==== TEXT UNDER STUDY
Asymptotics ... \begin{align} \operatorname{tan} \biggl(\frac{1}{x}\biggr) &= \frac{1}{x} + \frac{1}{3 x^{3}} + \frac{2}{15 x^{5}} + O \Bigl(x^{(-6)}\Bigr)\\ 1 + \operatorname{tan} \biggl(\frac{1}{x}\biggr) &= 1 + \frac{1}{x} + \frac{1}{3 x^{3}} + \frac{2}{15 x^{5}} + O \Bigl(x^{(-6)}\Bigr)\\ 1 - \operatorname{tan} \biggl(\frac{1}{x}\biggr) &= 1 - \frac{1}{x} - \frac{1}{3 x^{3}} - \frac{2}{15 x^{5}} + O \Bigl(x^{(-6)}\Bigr)\\\frac{1 + \operatorname{tan} \Bigl(\frac{1}{x}\Bigr)}{1 - \operatorname{tan} \Bigl(\frac{1}{x}\Bigr)} &= 1 + \frac{2}{x} + \frac{2}{x^{2}} + \frac{8}{3 x^{3}} + \frac{10}{3 x^{4}} + \frac{64}{15 x^{5}} + O \Bigl(x^{(-6)}\Bigr)\\\left(\frac{1 + \operatorname{tan} \Bigl(\frac{1}{x}\Bigr)}{1 - \operatorname{tan} \Bigl(\frac{1}{x}\Bigr)}\right)^{x} &= \operatorname{e} ^{2} + \frac{4 \operatorname{e} ^{2}}{3 x^{2}} + \frac{20 \operatorname{e} ^{2}}{9 x^{4}} + O \Bigl(x^{(-5)}\Bigr) \end{align}

-
this is a really neat solution – roo Jan 13 '12 at 15:55
How do you get from the second-to-last line to the last line? – Michael Lugo Jan 13 '12 at 18:51
Also wondering how you got the last two lines. – Tyler Hilton Jun 5 '12 at 18:32
$(1 + Q)^x = \exp(x \ln(1+Q)) = \exp(x (Q - Q^2/2 + \ldots))$ ... The higher-order terms are best computed by software. Note in this case your function is an even function of $x$: $$\left( \frac{1+\tan(1/(-x))}{1-\tan(1/(-x))}\right)^{-x} = \left( \frac{1-\tan(1/x)}{1+\tan(1/x)}\right)^{-x} = \left( \frac{1+\tan(1/x)}{1-\tan(1/x)}\right)^x$$ so the terms in odd powers of $1/x$ will vanish. – Robert Israel Jun 5 '12 at 18:34

EDIT: you can write your expression as $$\bigg(1+\frac{2\tan(1/x)}{1-\tan(1/x)}\bigg)^x \sim \bigg(1+\frac{2}{x}\bigg)^x \rightarrow e^2$$ when $x\rightarrow \infty$.
========
==== DATA EXTRACTS
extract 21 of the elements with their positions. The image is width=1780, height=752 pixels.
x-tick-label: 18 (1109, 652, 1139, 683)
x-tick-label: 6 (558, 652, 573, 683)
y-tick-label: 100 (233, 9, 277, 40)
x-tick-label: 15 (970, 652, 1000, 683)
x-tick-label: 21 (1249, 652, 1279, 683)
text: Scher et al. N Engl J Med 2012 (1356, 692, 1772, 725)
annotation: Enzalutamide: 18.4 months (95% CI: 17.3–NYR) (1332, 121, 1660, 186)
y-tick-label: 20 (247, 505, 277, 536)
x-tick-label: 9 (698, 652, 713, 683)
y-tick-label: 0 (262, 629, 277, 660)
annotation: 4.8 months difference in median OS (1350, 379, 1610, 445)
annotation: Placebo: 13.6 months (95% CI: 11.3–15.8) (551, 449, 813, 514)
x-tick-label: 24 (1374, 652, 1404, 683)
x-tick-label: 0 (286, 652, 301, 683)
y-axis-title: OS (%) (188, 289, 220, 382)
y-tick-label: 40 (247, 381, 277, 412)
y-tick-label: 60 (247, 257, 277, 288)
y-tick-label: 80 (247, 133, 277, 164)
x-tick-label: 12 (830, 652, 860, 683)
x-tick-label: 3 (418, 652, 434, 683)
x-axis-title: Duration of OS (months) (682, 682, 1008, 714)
========
- TASKS TO COMPLETE
1. Name every person who signed a comment in the asymptotics thread.
2. According to the asymptotics thread, why do the terms in odd powers of 1/x vanish from the expansion of the final expression?
You can complete this work without the entries.

- EXPECTED RESPONSES
1. roo, Michael Lugo, Tyler Hilton, Robert Israel

2. The function is an even function of x. Replacing x with −x turns it into ((1 − tan(1/x))/(1 + tan(1/x)))^(−x), which equals the original ((1 + tan(1/x))/(1 − tan(1/x)))^x.